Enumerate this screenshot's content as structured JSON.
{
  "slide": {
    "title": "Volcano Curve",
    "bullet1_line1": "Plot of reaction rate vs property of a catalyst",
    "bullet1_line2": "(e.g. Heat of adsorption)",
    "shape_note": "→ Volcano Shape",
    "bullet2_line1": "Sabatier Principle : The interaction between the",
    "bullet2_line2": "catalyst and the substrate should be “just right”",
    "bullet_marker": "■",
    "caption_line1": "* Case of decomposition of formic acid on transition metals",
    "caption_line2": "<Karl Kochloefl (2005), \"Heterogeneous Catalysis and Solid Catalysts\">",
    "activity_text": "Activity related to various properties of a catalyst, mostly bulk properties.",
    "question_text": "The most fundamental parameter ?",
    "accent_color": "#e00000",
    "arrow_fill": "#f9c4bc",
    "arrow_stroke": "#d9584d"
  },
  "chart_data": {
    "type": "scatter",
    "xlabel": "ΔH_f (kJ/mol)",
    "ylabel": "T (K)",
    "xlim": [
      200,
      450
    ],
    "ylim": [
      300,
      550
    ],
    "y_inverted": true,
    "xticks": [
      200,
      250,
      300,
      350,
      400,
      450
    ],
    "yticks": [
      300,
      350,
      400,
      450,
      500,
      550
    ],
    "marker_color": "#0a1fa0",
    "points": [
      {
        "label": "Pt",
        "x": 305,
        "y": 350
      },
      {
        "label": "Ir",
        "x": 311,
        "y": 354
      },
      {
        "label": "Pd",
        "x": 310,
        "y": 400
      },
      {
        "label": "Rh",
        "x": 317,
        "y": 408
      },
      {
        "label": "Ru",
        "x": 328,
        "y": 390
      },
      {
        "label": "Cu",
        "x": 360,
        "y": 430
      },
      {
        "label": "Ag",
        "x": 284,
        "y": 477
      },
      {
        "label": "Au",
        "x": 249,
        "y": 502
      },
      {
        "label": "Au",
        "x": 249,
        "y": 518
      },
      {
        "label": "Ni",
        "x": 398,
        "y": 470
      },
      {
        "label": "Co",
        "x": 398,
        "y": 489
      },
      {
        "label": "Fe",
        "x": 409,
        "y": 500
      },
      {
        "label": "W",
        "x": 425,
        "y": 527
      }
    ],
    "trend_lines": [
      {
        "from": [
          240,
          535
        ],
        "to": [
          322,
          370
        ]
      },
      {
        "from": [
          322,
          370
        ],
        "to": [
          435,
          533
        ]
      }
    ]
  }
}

--*--

▸ DIRECTIONS FOR THIS TASK: Search the lines above for the string "Volcano" and copy each line that has it.

▸ FINISHED ANSWER:
    "title": "Volcano Curve",
    "shape_note": "→ Volcano Shape",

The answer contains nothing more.